Scan the data below. Pull out each line where "this" occurs.

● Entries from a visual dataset
-*-

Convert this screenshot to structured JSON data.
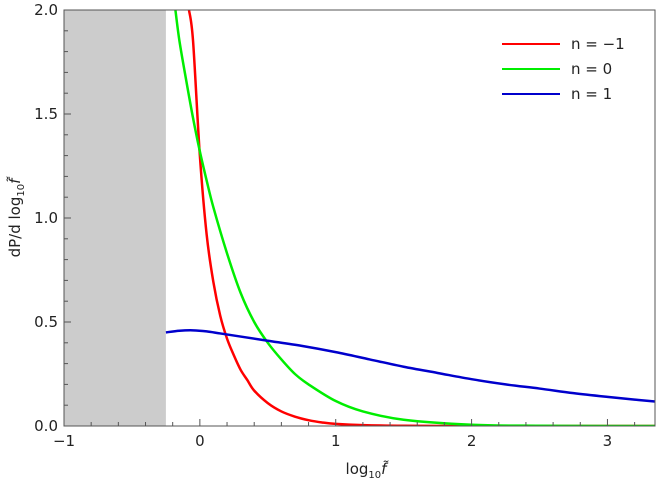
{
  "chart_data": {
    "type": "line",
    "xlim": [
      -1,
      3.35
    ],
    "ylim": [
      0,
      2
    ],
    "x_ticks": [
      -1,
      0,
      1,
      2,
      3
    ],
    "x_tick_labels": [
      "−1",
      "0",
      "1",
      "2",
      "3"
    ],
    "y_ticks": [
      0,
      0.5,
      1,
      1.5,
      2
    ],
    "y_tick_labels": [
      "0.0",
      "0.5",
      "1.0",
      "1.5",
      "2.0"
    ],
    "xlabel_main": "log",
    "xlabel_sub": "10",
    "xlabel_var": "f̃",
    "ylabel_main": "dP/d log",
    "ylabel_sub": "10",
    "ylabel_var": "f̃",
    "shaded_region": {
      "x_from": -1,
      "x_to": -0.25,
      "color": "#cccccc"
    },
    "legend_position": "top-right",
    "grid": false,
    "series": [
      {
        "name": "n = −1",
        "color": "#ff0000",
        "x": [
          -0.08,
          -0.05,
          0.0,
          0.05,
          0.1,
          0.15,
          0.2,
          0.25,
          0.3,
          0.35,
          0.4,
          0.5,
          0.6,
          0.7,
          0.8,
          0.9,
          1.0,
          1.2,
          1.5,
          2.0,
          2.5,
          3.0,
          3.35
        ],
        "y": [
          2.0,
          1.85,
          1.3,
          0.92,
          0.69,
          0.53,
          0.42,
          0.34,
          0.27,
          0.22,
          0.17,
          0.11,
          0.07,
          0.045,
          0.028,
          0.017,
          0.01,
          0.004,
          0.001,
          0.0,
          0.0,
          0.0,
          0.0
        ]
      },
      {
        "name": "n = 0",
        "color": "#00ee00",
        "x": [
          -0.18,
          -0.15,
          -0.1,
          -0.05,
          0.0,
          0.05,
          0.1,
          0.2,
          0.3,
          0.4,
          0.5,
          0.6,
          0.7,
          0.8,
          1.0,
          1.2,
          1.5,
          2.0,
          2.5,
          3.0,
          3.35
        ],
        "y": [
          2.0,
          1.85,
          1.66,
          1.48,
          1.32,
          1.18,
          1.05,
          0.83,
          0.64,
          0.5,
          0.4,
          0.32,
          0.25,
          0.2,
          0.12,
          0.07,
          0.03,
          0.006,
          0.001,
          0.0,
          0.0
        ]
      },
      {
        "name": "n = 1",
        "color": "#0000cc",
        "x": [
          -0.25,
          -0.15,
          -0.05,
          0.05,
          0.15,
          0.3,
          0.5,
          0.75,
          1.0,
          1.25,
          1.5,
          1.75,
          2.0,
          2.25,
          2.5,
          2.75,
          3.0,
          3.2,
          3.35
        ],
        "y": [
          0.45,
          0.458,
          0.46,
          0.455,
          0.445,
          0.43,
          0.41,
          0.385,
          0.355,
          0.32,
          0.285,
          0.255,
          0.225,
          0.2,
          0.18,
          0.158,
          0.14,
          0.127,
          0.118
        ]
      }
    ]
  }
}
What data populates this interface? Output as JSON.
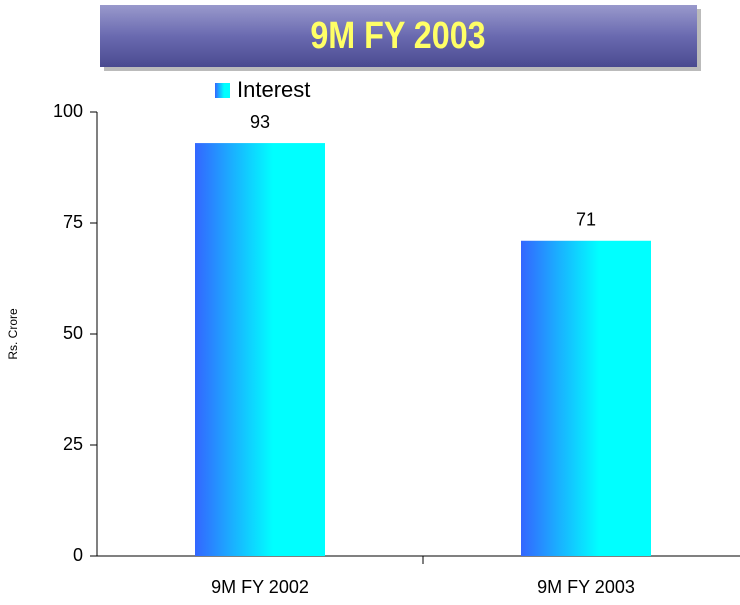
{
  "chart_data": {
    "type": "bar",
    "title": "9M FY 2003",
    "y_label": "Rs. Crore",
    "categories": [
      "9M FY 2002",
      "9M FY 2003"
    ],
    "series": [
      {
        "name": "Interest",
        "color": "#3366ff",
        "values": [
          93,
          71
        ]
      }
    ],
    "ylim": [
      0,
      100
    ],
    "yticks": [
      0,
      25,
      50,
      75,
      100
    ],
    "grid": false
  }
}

-*-

● Task answer
Convert this screenshot to structured JSON data.
What data populates this interface? Output as JSON.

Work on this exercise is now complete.